Stated problem –
All the records that follow need to be reproduced exactly. Omit the images.

--- Begin Dataset records ---

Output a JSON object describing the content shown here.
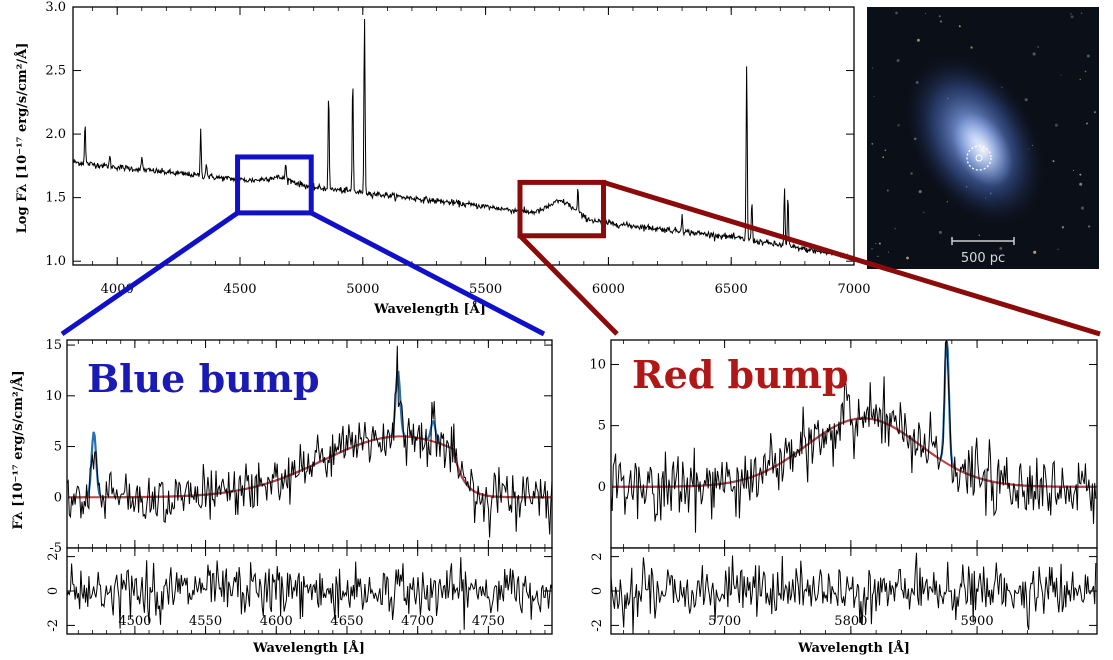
{
  "colors": {
    "blue_box": "#1010c8",
    "red_box": "#8b0a0a",
    "blue_label": "#1a1ab5",
    "red_label": "#b01818",
    "model_line": "#c04040",
    "line_fill": "#2a6fb0"
  },
  "image_panel": {
    "scale_label": "500 pc",
    "marker": "dashed-circle-aperture-icon"
  },
  "chart_data": [
    {
      "type": "line",
      "panel": "full-spectrum",
      "xlabel": "Wavelength [Å]",
      "ylabel": "Log Fλ [10⁻¹⁷ erg/s/cm²/Å]",
      "xlim": [
        3820,
        7000
      ],
      "ylim": [
        0.97,
        3.0
      ],
      "xticks": [
        4000,
        4500,
        5000,
        5500,
        6000,
        6500,
        7000
      ],
      "yticks": [
        1.0,
        1.5,
        2.0,
        2.5,
        3.0
      ],
      "ytick_labels": [
        "1.0",
        "1.5",
        "2.0",
        "2.5",
        "3.0"
      ],
      "continuum": [
        [
          3820,
          1.78
        ],
        [
          4000,
          1.74
        ],
        [
          4500,
          1.64
        ],
        [
          5000,
          1.54
        ],
        [
          5500,
          1.43
        ],
        [
          6000,
          1.3
        ],
        [
          6500,
          1.19
        ],
        [
          7000,
          1.03
        ]
      ],
      "bumps": [
        {
          "center": 4660,
          "sigma": 55,
          "height": 0.05
        },
        {
          "center": 5810,
          "sigma": 50,
          "height": 0.12
        }
      ],
      "emission_lines": [
        [
          3869,
          2.08
        ],
        [
          3970,
          1.82
        ],
        [
          4101,
          1.82
        ],
        [
          4340,
          2.03
        ],
        [
          4363,
          1.78
        ],
        [
          4686,
          1.72
        ],
        [
          4861,
          2.35
        ],
        [
          4959,
          2.45
        ],
        [
          5007,
          2.92
        ],
        [
          5876,
          1.52
        ],
        [
          6300,
          1.38
        ],
        [
          6563,
          2.55
        ],
        [
          6584,
          1.48
        ],
        [
          6717,
          1.58
        ],
        [
          6731,
          1.52
        ]
      ],
      "highlight_boxes": [
        {
          "label": "blue",
          "x": [
            4490,
            4790
          ],
          "y": [
            1.38,
            1.82
          ]
        },
        {
          "label": "red",
          "x": [
            5640,
            5980
          ],
          "y": [
            1.2,
            1.62
          ]
        }
      ]
    },
    {
      "type": "line",
      "panel": "blue-bump",
      "title": "Blue bump",
      "xlabel": "Wavelength [Å]",
      "ylabel": "Fλ [10⁻¹⁷ erg/s/cm²/Å]",
      "xlim": [
        4452,
        4795
      ],
      "ylim": [
        -5,
        15.5
      ],
      "xticks": [
        4500,
        4550,
        4600,
        4650,
        4700,
        4750
      ],
      "yticks": [
        -5,
        0,
        5,
        10,
        15
      ],
      "ytick_labels": [
        "-5",
        "0",
        "5",
        "10",
        "15"
      ],
      "model": {
        "center": 4688,
        "sigma": 55,
        "height": 6.0,
        "cutoff": 4725,
        "falloff": 8
      },
      "lines": [
        [
          4471,
          6.5
        ],
        [
          4686,
          6.5
        ],
        [
          4711,
          2.0
        ]
      ],
      "residual_ylim": [
        -2.5,
        2.5
      ],
      "residual_yticks": [
        -2,
        0,
        2
      ],
      "residual_ytick_labels": [
        "-2",
        "0",
        "2"
      ]
    },
    {
      "type": "line",
      "panel": "red-bump",
      "title": "Red bump",
      "xlabel": "Wavelength [Å]",
      "ylabel": "",
      "xlim": [
        5610,
        5995
      ],
      "ylim": [
        -5,
        12
      ],
      "xticks": [
        5700,
        5800,
        5900
      ],
      "yticks": [
        0,
        5,
        10
      ],
      "ytick_labels": [
        "0",
        "5",
        "10"
      ],
      "model": {
        "center": 5810,
        "sigma": 45,
        "height": 5.6
      },
      "lines": [
        [
          5876,
          10.5
        ]
      ],
      "residual_ylim": [
        -2.5,
        2.5
      ],
      "residual_yticks": [
        -2,
        0,
        2
      ],
      "residual_ytick_labels": [
        "-2",
        "0",
        "2"
      ]
    }
  ]
}
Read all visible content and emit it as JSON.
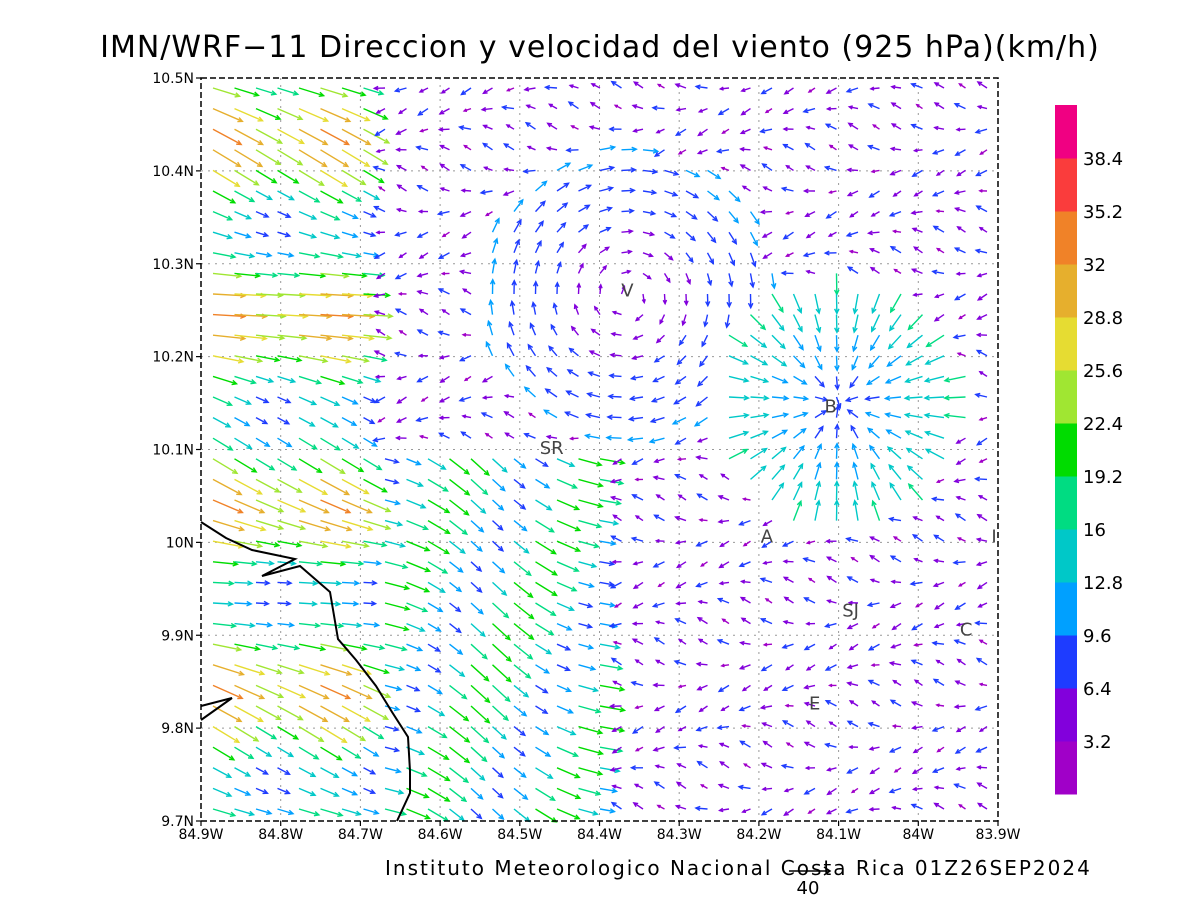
{
  "title": "IMN/WRF−11 Direccion y velocidad del viento (925 hPa)(km/h)",
  "credit": "Instituto Meteorologico Nacional Costa Rica 01Z26SEP2024",
  "reference_vector": {
    "label": "40",
    "value": 40
  },
  "axes": {
    "lon_ticks": [
      "84.9W",
      "84.8W",
      "84.7W",
      "84.6W",
      "84.5W",
      "84.4W",
      "84.3W",
      "84.2W",
      "84.1W",
      "84W",
      "83.9W"
    ],
    "lat_ticks": [
      "10.5N",
      "10.4N",
      "10.3N",
      "10.2N",
      "10.1N",
      "10N",
      "9.9N",
      "9.8N",
      "9.7N"
    ],
    "lon_range": [
      -84.9,
      -83.9
    ],
    "lat_range": [
      9.7,
      10.5
    ],
    "grid": "dotted"
  },
  "colorbar": {
    "labels": [
      "38.4",
      "35.2",
      "32",
      "28.8",
      "25.6",
      "22.4",
      "19.2",
      "16",
      "12.8",
      "9.6",
      "6.4",
      "3.2"
    ],
    "colors_bottom_to_top": [
      "#a000c8",
      "#8200dc",
      "#1e3cff",
      "#00a0ff",
      "#00c8c8",
      "#00dc82",
      "#00dc00",
      "#a0e632",
      "#e6dc32",
      "#e6af2d",
      "#f08228",
      "#fa3c3c",
      "#f00082"
    ]
  },
  "stations": [
    {
      "label": "V",
      "lon": -84.365,
      "lat": 10.265
    },
    {
      "label": "B",
      "lon": -84.11,
      "lat": 10.14
    },
    {
      "label": "SR",
      "lon": -84.46,
      "lat": 10.095
    },
    {
      "label": "A",
      "lon": -84.19,
      "lat": 10.0
    },
    {
      "label": "I",
      "lon": -83.905,
      "lat": 10.0
    },
    {
      "label": "SJ",
      "lon": -84.085,
      "lat": 9.92
    },
    {
      "label": "C",
      "lon": -83.94,
      "lat": 9.9
    },
    {
      "label": "E",
      "lon": -84.13,
      "lat": 9.82
    }
  ],
  "icons": {
    "wind_vector": "arrow-icon"
  }
}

--- End Dataset records ---

Written response –
Output a JSON object describing the content shown here.
{
  "colors": {
    "blue_box": "#1010c8",
    "red_box": "#8b0a0a",
    "blue_label": "#1a1ab5",
    "red_label": "#b01818",
    "model_line": "#c04040",
    "line_fill": "#2a6fb0"
  },
  "image_panel": {
    "scale_label": "500 pc",
    "marker": "dashed-circle-aperture-icon"
  },
  "chart_data": [
    {
      "type": "line",
      "panel": "full-spectrum",
      "xlabel": "Wavelength [Å]",
      "ylabel": "Log Fλ [10⁻¹⁷ erg/s/cm²/Å]",
      "xlim": [
        3820,
        7000
      ],
      "ylim": [
        0.97,
        3.0
      ],
      "xticks": [
        4000,
        4500,
        5000,
        5500,
        6000,
        6500,
        7000
      ],
      "yticks": [
        1.0,
        1.5,
        2.0,
        2.5,
        3.0
      ],
      "ytick_labels": [
        "1.0",
        "1.5",
        "2.0",
        "2.5",
        "3.0"
      ],
      "continuum": [
        [
          3820,
          1.78
        ],
        [
          4000,
          1.74
        ],
        [
          4500,
          1.64
        ],
        [
          5000,
          1.54
        ],
        [
          5500,
          1.43
        ],
        [
          6000,
          1.3
        ],
        [
          6500,
          1.19
        ],
        [
          7000,
          1.03
        ]
      ],
      "bumps": [
        {
          "center": 4660,
          "sigma": 55,
          "height": 0.05
        },
        {
          "center": 5810,
          "sigma": 50,
          "height": 0.12
        }
      ],
      "emission_lines": [
        [
          3869,
          2.08
        ],
        [
          3970,
          1.82
        ],
        [
          4101,
          1.82
        ],
        [
          4340,
          2.03
        ],
        [
          4363,
          1.78
        ],
        [
          4686,
          1.72
        ],
        [
          4861,
          2.35
        ],
        [
          4959,
          2.45
        ],
        [
          5007,
          2.92
        ],
        [
          5876,
          1.52
        ],
        [
          6300,
          1.38
        ],
        [
          6563,
          2.55
        ],
        [
          6584,
          1.48
        ],
        [
          6717,
          1.58
        ],
        [
          6731,
          1.52
        ]
      ],
      "highlight_boxes": [
        {
          "label": "blue",
          "x": [
            4490,
            4790
          ],
          "y": [
            1.38,
            1.82
          ]
        },
        {
          "label": "red",
          "x": [
            5640,
            5980
          ],
          "y": [
            1.2,
            1.62
          ]
        }
      ]
    },
    {
      "type": "line",
      "panel": "blue-bump",
      "title": "Blue bump",
      "xlabel": "Wavelength [Å]",
      "ylabel": "Fλ [10⁻¹⁷ erg/s/cm²/Å]",
      "xlim": [
        4452,
        4795
      ],
      "ylim": [
        -5,
        15.5
      ],
      "xticks": [
        4500,
        4550,
        4600,
        4650,
        4700,
        4750
      ],
      "yticks": [
        -5,
        0,
        5,
        10,
        15
      ],
      "ytick_labels": [
        "-5",
        "0",
        "5",
        "10",
        "15"
      ],
      "model": {
        "center": 4688,
        "sigma": 55,
        "height": 6.0,
        "cutoff": 4725,
        "falloff": 8
      },
      "lines": [
        [
          4471,
          6.5
        ],
        [
          4686,
          6.5
        ],
        [
          4711,
          2.0
        ]
      ],
      "residual_ylim": [
        -2.5,
        2.5
      ],
      "residual_yticks": [
        -2,
        0,
        2
      ],
      "residual_ytick_labels": [
        "-2",
        "0",
        "2"
      ]
    },
    {
      "type": "line",
      "panel": "red-bump",
      "title": "Red bump",
      "xlabel": "Wavelength [Å]",
      "ylabel": "",
      "xlim": [
        5610,
        5995
      ],
      "ylim": [
        -5,
        12
      ],
      "xticks": [
        5700,
        5800,
        5900
      ],
      "yticks": [
        0,
        5,
        10
      ],
      "ytick_labels": [
        "0",
        "5",
        "10"
      ],
      "model": {
        "center": 5810,
        "sigma": 45,
        "height": 5.6
      },
      "lines": [
        [
          5876,
          10.5
        ]
      ],
      "residual_ylim": [
        -2.5,
        2.5
      ],
      "residual_yticks": [
        -2,
        0,
        2
      ],
      "residual_ytick_labels": [
        "-2",
        "0",
        "2"
      ]
    }
  ]
}
Read all visible content and emit it as JSON.
{
  "title": "IMN/WRF−11 Direccion y velocidad del viento (925 hPa)(km/h)",
  "credit": "Instituto Meteorologico Nacional Costa Rica 01Z26SEP2024",
  "reference_vector": {
    "label": "40",
    "value": 40
  },
  "axes": {
    "lon_ticks": [
      "84.9W",
      "84.8W",
      "84.7W",
      "84.6W",
      "84.5W",
      "84.4W",
      "84.3W",
      "84.2W",
      "84.1W",
      "84W",
      "83.9W"
    ],
    "lat_ticks": [
      "10.5N",
      "10.4N",
      "10.3N",
      "10.2N",
      "10.1N",
      "10N",
      "9.9N",
      "9.8N",
      "9.7N"
    ],
    "lon_range": [
      -84.9,
      -83.9
    ],
    "lat_range": [
      9.7,
      10.5
    ],
    "grid": "dotted"
  },
  "colorbar": {
    "labels": [
      "38.4",
      "35.2",
      "32",
      "28.8",
      "25.6",
      "22.4",
      "19.2",
      "16",
      "12.8",
      "9.6",
      "6.4",
      "3.2"
    ],
    "colors_bottom_to_top": [
      "#a000c8",
      "#8200dc",
      "#1e3cff",
      "#00a0ff",
      "#00c8c8",
      "#00dc82",
      "#00dc00",
      "#a0e632",
      "#e6dc32",
      "#e6af2d",
      "#f08228",
      "#fa3c3c",
      "#f00082"
    ]
  },
  "stations": [
    {
      "label": "V",
      "lon": -84.365,
      "lat": 10.265
    },
    {
      "label": "B",
      "lon": -84.11,
      "lat": 10.14
    },
    {
      "label": "SR",
      "lon": -84.46,
      "lat": 10.095
    },
    {
      "label": "A",
      "lon": -84.19,
      "lat": 10.0
    },
    {
      "label": "I",
      "lon": -83.905,
      "lat": 10.0
    },
    {
      "label": "SJ",
      "lon": -84.085,
      "lat": 9.92
    },
    {
      "label": "C",
      "lon": -83.94,
      "lat": 9.9
    },
    {
      "label": "E",
      "lon": -84.13,
      "lat": 9.82
    }
  ],
  "icons": {
    "wind_vector": "arrow-icon"
  }
}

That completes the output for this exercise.